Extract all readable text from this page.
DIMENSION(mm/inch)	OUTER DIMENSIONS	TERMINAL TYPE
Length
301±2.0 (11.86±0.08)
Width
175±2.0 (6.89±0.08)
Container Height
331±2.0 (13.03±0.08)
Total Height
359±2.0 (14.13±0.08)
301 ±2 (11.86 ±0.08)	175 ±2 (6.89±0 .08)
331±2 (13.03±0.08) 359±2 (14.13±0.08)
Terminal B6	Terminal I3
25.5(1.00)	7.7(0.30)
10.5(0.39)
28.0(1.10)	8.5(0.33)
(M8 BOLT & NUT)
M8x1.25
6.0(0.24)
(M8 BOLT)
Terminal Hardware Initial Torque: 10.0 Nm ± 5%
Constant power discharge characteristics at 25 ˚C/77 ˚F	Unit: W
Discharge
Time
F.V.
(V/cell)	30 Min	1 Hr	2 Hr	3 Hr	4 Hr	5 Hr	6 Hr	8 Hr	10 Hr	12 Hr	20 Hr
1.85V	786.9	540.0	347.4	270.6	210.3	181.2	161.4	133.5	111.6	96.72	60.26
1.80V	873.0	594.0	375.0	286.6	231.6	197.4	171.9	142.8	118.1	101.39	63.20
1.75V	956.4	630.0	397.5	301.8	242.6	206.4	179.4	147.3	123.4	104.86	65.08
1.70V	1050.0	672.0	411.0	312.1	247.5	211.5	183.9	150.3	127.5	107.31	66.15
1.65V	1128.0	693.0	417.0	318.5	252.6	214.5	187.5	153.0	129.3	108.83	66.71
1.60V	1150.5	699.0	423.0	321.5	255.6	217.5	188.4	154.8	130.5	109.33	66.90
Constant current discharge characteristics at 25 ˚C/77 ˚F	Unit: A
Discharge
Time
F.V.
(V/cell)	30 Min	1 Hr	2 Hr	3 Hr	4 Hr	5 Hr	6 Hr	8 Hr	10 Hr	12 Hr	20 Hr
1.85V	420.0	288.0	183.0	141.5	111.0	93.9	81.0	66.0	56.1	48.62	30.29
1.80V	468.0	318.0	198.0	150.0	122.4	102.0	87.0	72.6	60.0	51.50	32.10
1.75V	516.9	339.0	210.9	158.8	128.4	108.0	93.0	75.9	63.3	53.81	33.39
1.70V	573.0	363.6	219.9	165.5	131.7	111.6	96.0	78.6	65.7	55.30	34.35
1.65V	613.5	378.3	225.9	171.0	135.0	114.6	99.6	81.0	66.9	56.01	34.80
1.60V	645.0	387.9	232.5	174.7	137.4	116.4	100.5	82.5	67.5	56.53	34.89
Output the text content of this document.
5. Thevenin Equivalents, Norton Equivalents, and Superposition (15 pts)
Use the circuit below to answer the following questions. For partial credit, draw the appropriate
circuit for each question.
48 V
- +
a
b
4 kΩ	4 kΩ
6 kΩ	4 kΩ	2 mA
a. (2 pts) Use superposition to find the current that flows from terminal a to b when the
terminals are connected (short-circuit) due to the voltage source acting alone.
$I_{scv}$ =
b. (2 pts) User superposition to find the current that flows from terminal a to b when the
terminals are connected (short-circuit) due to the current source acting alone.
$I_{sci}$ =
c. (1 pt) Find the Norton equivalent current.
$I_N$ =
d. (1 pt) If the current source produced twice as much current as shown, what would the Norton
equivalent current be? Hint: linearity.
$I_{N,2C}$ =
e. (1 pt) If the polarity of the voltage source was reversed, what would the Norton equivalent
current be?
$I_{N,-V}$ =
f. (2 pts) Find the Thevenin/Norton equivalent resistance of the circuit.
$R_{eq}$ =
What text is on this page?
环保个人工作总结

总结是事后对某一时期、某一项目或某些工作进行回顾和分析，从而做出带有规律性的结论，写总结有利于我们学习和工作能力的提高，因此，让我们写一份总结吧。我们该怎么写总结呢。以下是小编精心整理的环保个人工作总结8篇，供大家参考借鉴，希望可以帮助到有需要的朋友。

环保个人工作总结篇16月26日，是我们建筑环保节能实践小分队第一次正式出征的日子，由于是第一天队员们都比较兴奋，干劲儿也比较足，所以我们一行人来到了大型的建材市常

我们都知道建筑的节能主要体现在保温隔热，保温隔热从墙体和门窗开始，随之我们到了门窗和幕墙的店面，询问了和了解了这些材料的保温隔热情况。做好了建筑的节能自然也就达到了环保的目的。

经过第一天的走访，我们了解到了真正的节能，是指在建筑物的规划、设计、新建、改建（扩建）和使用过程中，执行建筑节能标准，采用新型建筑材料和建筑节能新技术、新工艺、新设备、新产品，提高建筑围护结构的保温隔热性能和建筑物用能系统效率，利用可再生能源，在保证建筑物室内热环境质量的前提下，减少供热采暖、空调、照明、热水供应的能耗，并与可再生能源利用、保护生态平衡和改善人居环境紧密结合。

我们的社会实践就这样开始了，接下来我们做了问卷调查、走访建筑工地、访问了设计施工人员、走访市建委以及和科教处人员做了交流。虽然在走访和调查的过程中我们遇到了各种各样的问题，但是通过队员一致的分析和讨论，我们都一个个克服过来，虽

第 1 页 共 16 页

* * *

Look through the entries and find each line that has the string "flows". Copy those lines.

a. (2 pts) Use superposition to find the current that flows from terminal a to b when the
b. (2 pts) User superposition to find the current that flows from terminal a to b when the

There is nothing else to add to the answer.